→ EXERCISE AIM: Each record that follows should be repeated exactly, minus any images.

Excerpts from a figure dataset
------------------------------

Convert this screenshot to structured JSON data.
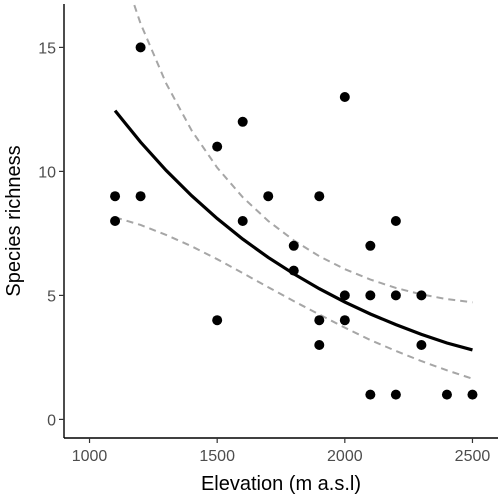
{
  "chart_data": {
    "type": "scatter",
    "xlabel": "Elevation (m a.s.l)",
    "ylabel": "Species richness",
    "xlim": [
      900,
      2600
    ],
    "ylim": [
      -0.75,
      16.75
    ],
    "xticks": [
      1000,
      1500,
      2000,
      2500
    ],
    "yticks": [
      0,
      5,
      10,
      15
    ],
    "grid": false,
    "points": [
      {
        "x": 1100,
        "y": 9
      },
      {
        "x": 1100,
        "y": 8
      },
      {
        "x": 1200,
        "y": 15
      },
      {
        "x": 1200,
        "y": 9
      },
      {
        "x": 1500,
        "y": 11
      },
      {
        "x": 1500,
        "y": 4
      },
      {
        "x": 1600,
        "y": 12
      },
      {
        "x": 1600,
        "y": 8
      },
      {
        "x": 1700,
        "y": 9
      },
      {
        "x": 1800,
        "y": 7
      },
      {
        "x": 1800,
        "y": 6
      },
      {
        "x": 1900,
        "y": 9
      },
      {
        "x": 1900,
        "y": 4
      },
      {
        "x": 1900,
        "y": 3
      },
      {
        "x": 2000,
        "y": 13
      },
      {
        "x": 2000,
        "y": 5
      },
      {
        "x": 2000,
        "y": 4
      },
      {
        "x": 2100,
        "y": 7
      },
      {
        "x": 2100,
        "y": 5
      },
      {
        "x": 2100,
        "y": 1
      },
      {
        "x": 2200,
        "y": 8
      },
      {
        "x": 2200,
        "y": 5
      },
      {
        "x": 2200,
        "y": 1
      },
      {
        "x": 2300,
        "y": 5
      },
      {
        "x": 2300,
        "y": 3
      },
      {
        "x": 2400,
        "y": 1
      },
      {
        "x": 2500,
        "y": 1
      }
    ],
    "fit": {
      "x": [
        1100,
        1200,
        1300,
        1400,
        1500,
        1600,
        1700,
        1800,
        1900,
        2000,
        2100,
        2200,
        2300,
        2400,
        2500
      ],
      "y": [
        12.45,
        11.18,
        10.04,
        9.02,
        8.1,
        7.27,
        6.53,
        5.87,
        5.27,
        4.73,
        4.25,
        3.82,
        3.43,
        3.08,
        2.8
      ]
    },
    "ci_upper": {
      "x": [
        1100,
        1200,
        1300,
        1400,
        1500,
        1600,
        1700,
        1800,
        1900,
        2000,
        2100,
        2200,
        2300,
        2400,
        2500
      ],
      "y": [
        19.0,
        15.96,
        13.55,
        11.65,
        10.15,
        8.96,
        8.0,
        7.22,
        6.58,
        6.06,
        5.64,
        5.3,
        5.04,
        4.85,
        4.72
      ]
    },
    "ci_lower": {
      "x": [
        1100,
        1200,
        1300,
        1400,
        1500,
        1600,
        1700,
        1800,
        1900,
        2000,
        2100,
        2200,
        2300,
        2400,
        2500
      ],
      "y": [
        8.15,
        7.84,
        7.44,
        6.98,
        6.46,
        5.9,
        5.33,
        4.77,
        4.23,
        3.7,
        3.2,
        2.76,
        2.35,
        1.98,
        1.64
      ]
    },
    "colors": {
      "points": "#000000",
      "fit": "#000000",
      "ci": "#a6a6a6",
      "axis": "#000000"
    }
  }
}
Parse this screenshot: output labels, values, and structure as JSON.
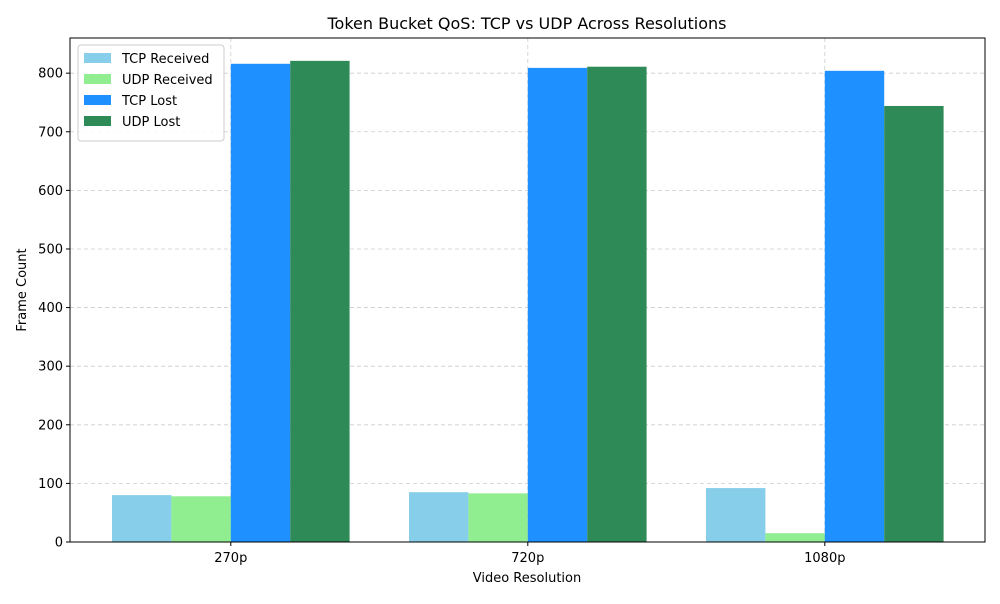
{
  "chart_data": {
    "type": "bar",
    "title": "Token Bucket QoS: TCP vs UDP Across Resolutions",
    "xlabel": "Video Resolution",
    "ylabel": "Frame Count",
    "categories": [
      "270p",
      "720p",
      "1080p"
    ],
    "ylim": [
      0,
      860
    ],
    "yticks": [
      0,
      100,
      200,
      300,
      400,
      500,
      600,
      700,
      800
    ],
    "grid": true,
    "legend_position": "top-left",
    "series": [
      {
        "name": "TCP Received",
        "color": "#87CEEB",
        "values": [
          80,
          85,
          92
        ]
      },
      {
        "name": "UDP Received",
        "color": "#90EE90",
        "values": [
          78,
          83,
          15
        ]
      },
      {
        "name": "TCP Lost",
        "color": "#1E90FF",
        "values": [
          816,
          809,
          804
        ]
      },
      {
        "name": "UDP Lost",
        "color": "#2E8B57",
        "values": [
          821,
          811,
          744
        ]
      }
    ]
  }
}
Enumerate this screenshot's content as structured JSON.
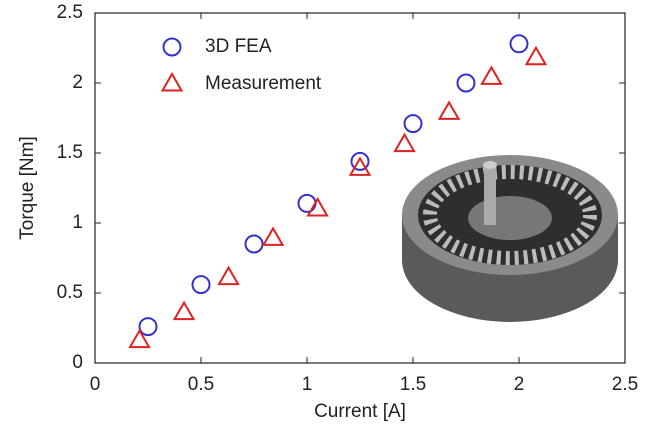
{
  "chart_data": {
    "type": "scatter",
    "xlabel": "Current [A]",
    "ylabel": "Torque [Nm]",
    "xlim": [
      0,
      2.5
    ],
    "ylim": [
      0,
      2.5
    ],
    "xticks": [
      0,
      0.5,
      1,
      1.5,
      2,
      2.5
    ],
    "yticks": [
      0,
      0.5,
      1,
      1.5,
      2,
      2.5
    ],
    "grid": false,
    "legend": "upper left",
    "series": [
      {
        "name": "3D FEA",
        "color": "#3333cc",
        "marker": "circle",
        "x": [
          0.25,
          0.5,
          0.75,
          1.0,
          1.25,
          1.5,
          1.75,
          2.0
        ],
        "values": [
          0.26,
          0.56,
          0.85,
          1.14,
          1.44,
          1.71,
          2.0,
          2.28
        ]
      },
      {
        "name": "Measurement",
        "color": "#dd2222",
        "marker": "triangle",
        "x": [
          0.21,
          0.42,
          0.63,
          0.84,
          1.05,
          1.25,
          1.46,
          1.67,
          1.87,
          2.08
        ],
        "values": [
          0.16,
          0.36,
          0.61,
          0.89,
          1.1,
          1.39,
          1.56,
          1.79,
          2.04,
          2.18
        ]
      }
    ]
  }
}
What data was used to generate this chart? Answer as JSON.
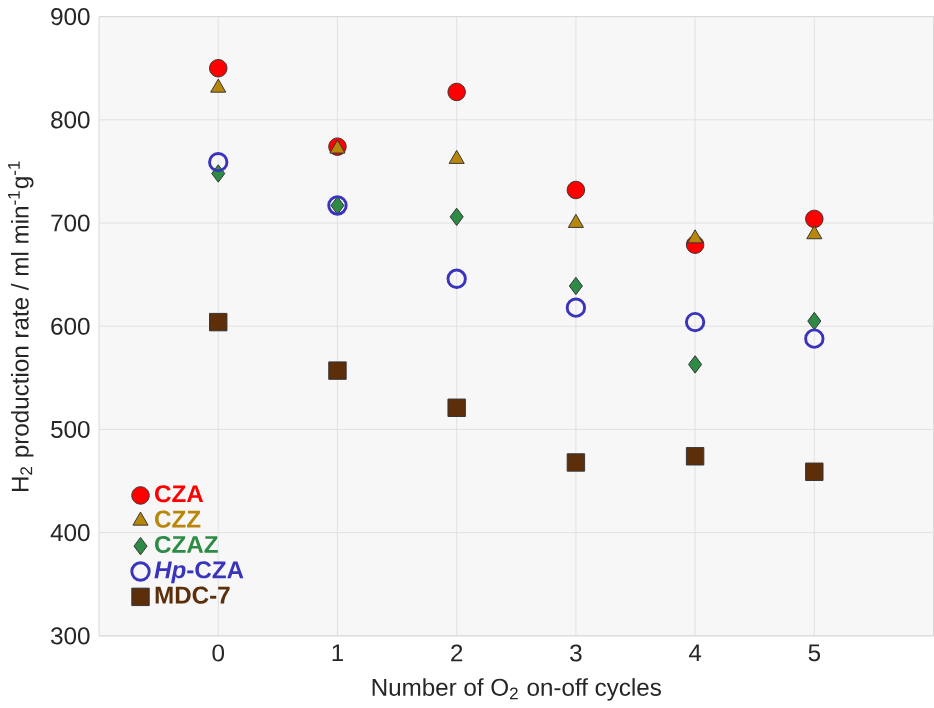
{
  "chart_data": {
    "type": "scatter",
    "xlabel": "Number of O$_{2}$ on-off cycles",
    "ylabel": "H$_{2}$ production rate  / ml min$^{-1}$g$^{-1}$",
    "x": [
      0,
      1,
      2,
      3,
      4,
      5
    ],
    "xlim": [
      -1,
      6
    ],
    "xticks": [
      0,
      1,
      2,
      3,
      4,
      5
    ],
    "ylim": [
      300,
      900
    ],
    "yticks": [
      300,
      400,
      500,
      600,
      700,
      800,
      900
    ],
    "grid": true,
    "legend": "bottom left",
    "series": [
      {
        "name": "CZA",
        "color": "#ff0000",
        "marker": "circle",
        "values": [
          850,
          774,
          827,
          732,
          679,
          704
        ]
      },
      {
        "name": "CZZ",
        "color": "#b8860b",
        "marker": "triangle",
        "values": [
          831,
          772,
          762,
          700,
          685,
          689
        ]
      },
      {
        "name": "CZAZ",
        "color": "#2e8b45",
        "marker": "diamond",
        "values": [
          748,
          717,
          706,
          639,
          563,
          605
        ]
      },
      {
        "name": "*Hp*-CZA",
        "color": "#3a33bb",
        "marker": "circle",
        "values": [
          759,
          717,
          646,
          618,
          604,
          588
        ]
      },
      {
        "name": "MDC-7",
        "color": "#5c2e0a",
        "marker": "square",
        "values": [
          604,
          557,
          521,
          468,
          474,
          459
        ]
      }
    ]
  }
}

------------------------------

→ OUTPUT FOR THIS TASK:
Convert this screenshot to structured JSON data.
{
  "chart_data": {
    "type": "scatter",
    "xlabel": "Elevation (m a.s.l)",
    "ylabel": "Species richness",
    "xlim": [
      900,
      2600
    ],
    "ylim": [
      -0.75,
      16.75
    ],
    "xticks": [
      1000,
      1500,
      2000,
      2500
    ],
    "yticks": [
      0,
      5,
      10,
      15
    ],
    "grid": false,
    "points": [
      {
        "x": 1100,
        "y": 9
      },
      {
        "x": 1100,
        "y": 8
      },
      {
        "x": 1200,
        "y": 15
      },
      {
        "x": 1200,
        "y": 9
      },
      {
        "x": 1500,
        "y": 11
      },
      {
        "x": 1500,
        "y": 4
      },
      {
        "x": 1600,
        "y": 12
      },
      {
        "x": 1600,
        "y": 8
      },
      {
        "x": 1700,
        "y": 9
      },
      {
        "x": 1800,
        "y": 7
      },
      {
        "x": 1800,
        "y": 6
      },
      {
        "x": 1900,
        "y": 9
      },
      {
        "x": 1900,
        "y": 4
      },
      {
        "x": 1900,
        "y": 3
      },
      {
        "x": 2000,
        "y": 13
      },
      {
        "x": 2000,
        "y": 5
      },
      {
        "x": 2000,
        "y": 4
      },
      {
        "x": 2100,
        "y": 7
      },
      {
        "x": 2100,
        "y": 5
      },
      {
        "x": 2100,
        "y": 1
      },
      {
        "x": 2200,
        "y": 8
      },
      {
        "x": 2200,
        "y": 5
      },
      {
        "x": 2200,
        "y": 1
      },
      {
        "x": 2300,
        "y": 5
      },
      {
        "x": 2300,
        "y": 3
      },
      {
        "x": 2400,
        "y": 1
      },
      {
        "x": 2500,
        "y": 1
      }
    ],
    "fit": {
      "x": [
        1100,
        1200,
        1300,
        1400,
        1500,
        1600,
        1700,
        1800,
        1900,
        2000,
        2100,
        2200,
        2300,
        2400,
        2500
      ],
      "y": [
        12.45,
        11.18,
        10.04,
        9.02,
        8.1,
        7.27,
        6.53,
        5.87,
        5.27,
        4.73,
        4.25,
        3.82,
        3.43,
        3.08,
        2.8
      ]
    },
    "ci_upper": {
      "x": [
        1100,
        1200,
        1300,
        1400,
        1500,
        1600,
        1700,
        1800,
        1900,
        2000,
        2100,
        2200,
        2300,
        2400,
        2500
      ],
      "y": [
        19.0,
        15.96,
        13.55,
        11.65,
        10.15,
        8.96,
        8.0,
        7.22,
        6.58,
        6.06,
        5.64,
        5.3,
        5.04,
        4.85,
        4.72
      ]
    },
    "ci_lower": {
      "x": [
        1100,
        1200,
        1300,
        1400,
        1500,
        1600,
        1700,
        1800,
        1900,
        2000,
        2100,
        2200,
        2300,
        2400,
        2500
      ],
      "y": [
        8.15,
        7.84,
        7.44,
        6.98,
        6.46,
        5.9,
        5.33,
        4.77,
        4.23,
        3.7,
        3.2,
        2.76,
        2.35,
        1.98,
        1.64
      ]
    },
    "colors": {
      "points": "#000000",
      "fit": "#000000",
      "ci": "#a6a6a6",
      "axis": "#000000"
    }
  }
}
Parse this screenshot: output labels, values, and structure as JSON.
{
  "chart_data": {
    "type": "bar",
    "title": "Token Bucket QoS: TCP vs UDP Across Resolutions",
    "xlabel": "Video Resolution",
    "ylabel": "Frame Count",
    "categories": [
      "270p",
      "720p",
      "1080p"
    ],
    "ylim": [
      0,
      860
    ],
    "yticks": [
      0,
      100,
      200,
      300,
      400,
      500,
      600,
      700,
      800
    ],
    "grid": true,
    "legend_position": "top-left",
    "series": [
      {
        "name": "TCP Received",
        "color": "#87CEEB",
        "values": [
          80,
          85,
          92
        ]
      },
      {
        "name": "UDP Received",
        "color": "#90EE90",
        "values": [
          78,
          83,
          15
        ]
      },
      {
        "name": "TCP Lost",
        "color": "#1E90FF",
        "values": [
          816,
          809,
          804
        ]
      },
      {
        "name": "UDP Lost",
        "color": "#2E8B57",
        "values": [
          821,
          811,
          744
        ]
      }
    ]
  }
}
Enumerate this screenshot's content as structured JSON.
{
  "chart_data": {
    "type": "scatter",
    "xlabel": "Current [A]",
    "ylabel": "Torque [Nm]",
    "xlim": [
      0,
      2.5
    ],
    "ylim": [
      0,
      2.5
    ],
    "xticks": [
      0,
      0.5,
      1,
      1.5,
      2,
      2.5
    ],
    "yticks": [
      0,
      0.5,
      1,
      1.5,
      2,
      2.5
    ],
    "grid": false,
    "legend": "upper left",
    "series": [
      {
        "name": "3D FEA",
        "color": "#3333cc",
        "marker": "circle",
        "x": [
          0.25,
          0.5,
          0.75,
          1.0,
          1.25,
          1.5,
          1.75,
          2.0
        ],
        "values": [
          0.26,
          0.56,
          0.85,
          1.14,
          1.44,
          1.71,
          2.0,
          2.28
        ]
      },
      {
        "name": "Measurement",
        "color": "#dd2222",
        "marker": "triangle",
        "x": [
          0.21,
          0.42,
          0.63,
          0.84,
          1.05,
          1.25,
          1.46,
          1.67,
          1.87,
          2.08
        ],
        "values": [
          0.16,
          0.36,
          0.61,
          0.89,
          1.1,
          1.39,
          1.56,
          1.79,
          2.04,
          2.18
        ]
      }
    ]
  }
}
What data was used to generate this chart? Answer as JSON.
{
  "chart_data": {
    "type": "scatter",
    "xlabel": "Number of O$_{2}$ on-off cycles",
    "ylabel": "H$_{2}$ production rate  / ml min$^{-1}$g$^{-1}$",
    "x": [
      0,
      1,
      2,
      3,
      4,
      5
    ],
    "xlim": [
      -1,
      6
    ],
    "xticks": [
      0,
      1,
      2,
      3,
      4,
      5
    ],
    "ylim": [
      300,
      900
    ],
    "yticks": [
      300,
      400,
      500,
      600,
      700,
      800,
      900
    ],
    "grid": true,
    "legend": "bottom left",
    "series": [
      {
        "name": "CZA",
        "color": "#ff0000",
        "marker": "circle",
        "values": [
          850,
          774,
          827,
          732,
          679,
          704
        ]
      },
      {
        "name": "CZZ",
        "color": "#b8860b",
        "marker": "triangle",
        "values": [
          831,
          772,
          762,
          700,
          685,
          689
        ]
      },
      {
        "name": "CZAZ",
        "color": "#2e8b45",
        "marker": "diamond",
        "values": [
          748,
          717,
          706,
          639,
          563,
          605
        ]
      },
      {
        "name": "*Hp*-CZA",
        "color": "#3a33bb",
        "marker": "circle",
        "values": [
          759,
          717,
          646,
          618,
          604,
          588
        ]
      },
      {
        "name": "MDC-7",
        "color": "#5c2e0a",
        "marker": "square",
        "values": [
          604,
          557,
          521,
          468,
          474,
          459
        ]
      }
    ]
  }
}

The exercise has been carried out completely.